* DESCRIPTION OF THE TASK:
Set the listing down again exactly, please, apart from its pictures.

Recorded data
━━━━━━━━━━━━━━━━━━━━━━━━━━━━━━
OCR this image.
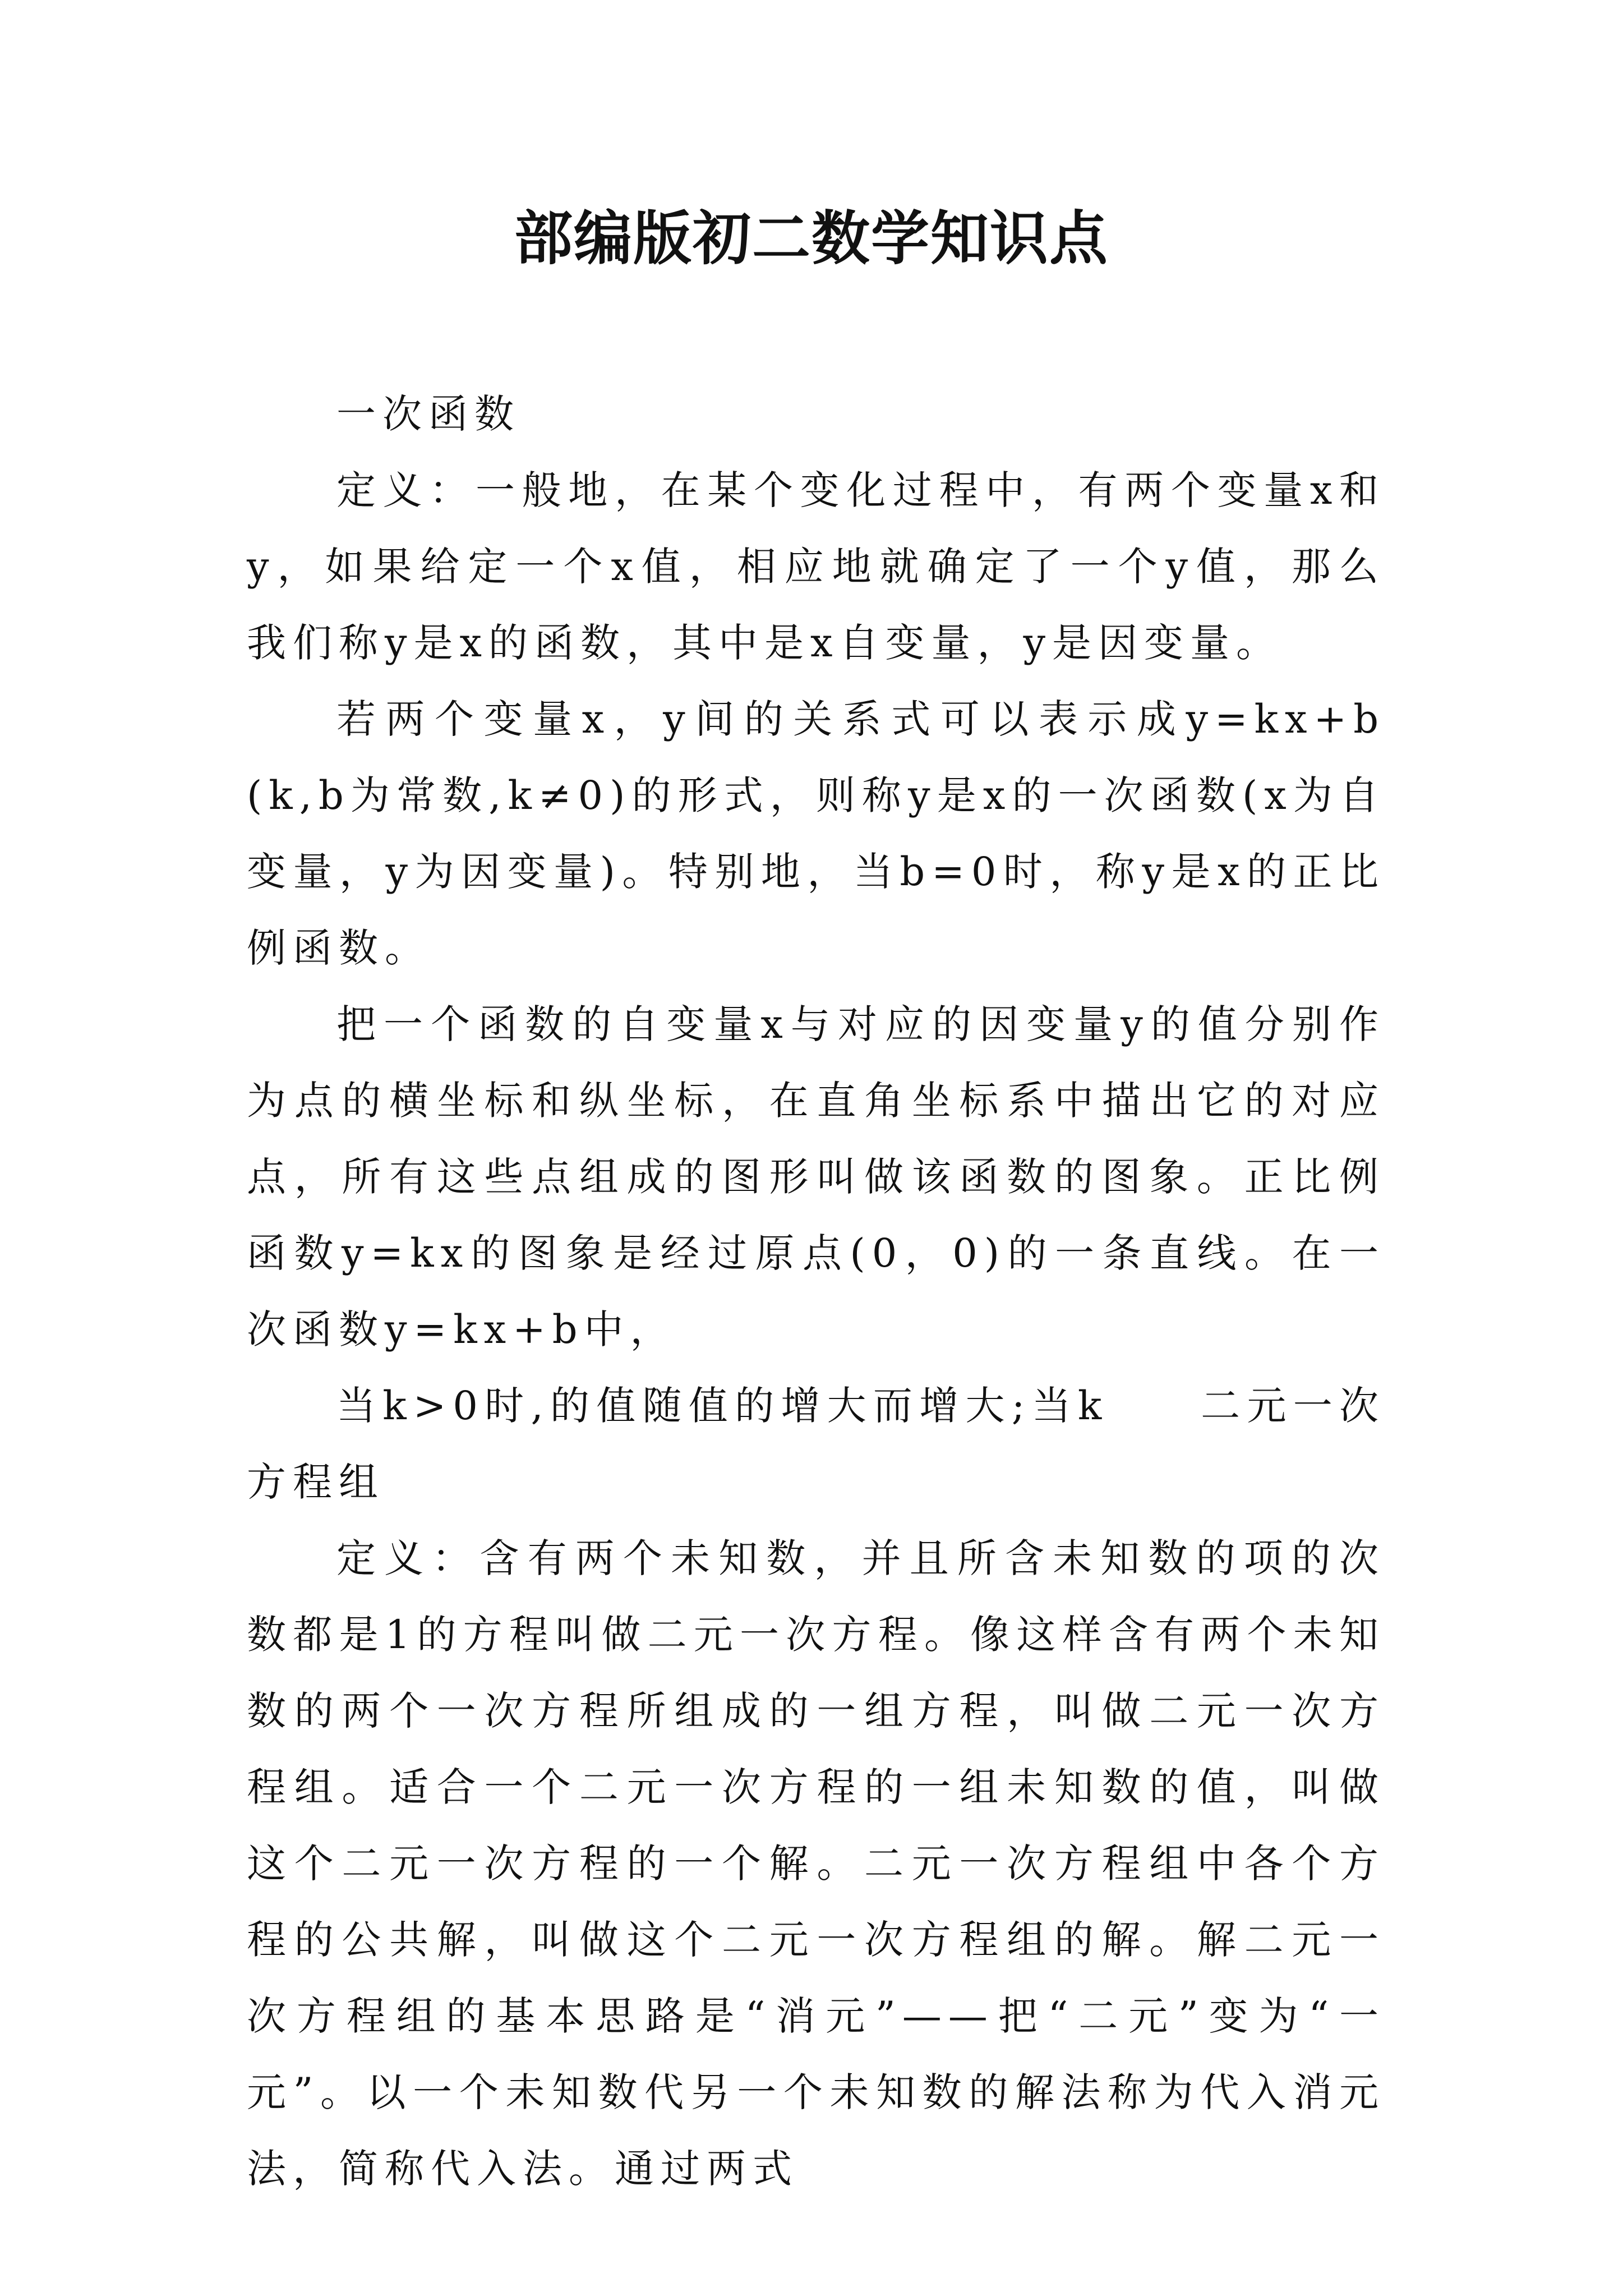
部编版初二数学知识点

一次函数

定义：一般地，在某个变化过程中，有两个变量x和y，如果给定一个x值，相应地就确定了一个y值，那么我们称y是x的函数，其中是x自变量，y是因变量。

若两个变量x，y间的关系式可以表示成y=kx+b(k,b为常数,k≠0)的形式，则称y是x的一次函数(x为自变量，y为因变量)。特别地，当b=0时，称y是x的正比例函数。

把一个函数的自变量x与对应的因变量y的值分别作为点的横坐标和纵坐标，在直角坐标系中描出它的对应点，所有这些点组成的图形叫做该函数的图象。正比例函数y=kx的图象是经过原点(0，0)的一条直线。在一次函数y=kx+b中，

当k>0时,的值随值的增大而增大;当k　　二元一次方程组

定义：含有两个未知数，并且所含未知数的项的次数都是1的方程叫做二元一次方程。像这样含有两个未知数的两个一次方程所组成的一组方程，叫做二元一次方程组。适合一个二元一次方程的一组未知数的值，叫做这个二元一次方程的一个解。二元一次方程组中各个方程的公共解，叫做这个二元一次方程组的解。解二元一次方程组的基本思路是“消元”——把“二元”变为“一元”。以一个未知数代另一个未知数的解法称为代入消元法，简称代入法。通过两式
━━━━━━━━━━━━━━━━━━━━━━━━━━━━━━
* FULL OUTPUT:
OCR this image.
部编版初二数学知识点

一次函数

定义：一般地，在某个变化过程中，有两个变量x和y，如果给定一个x值，相应地就确定了一个y值，那么我们称y是x的函数，其中是x自变量，y是因变量。

若两个变量x，y间的关系式可以表示成y=kx+b(k,b为常数,k≠0)的形式，则称y是x的一次函数(x为自变量，y为因变量)。特别地，当b=0时，称y是x的正比例函数。

把一个函数的自变量x与对应的因变量y的值分别作为点的横坐标和纵坐标，在直角坐标系中描出它的对应点，所有这些点组成的图形叫做该函数的图象。正比例函数y=kx的图象是经过原点(0，0)的一条直线。在一次函数y=kx+b中，

当k>0时,的值随值的增大而增大;当k　　二元一次方程组

定义：含有两个未知数，并且所含未知数的项的次数都是1的方程叫做二元一次方程。像这样含有两个未知数的两个一次方程所组成的一组方程，叫做二元一次方程组。适合一个二元一次方程的一组未知数的值，叫做这个二元一次方程的一个解。二元一次方程组中各个方程的公共解，叫做这个二元一次方程组的解。解二元一次方程组的基本思路是“消元”——把“二元”变为“一元”。以一个未知数代另一个未知数的解法称为代入消元法，简称代入法。通过两式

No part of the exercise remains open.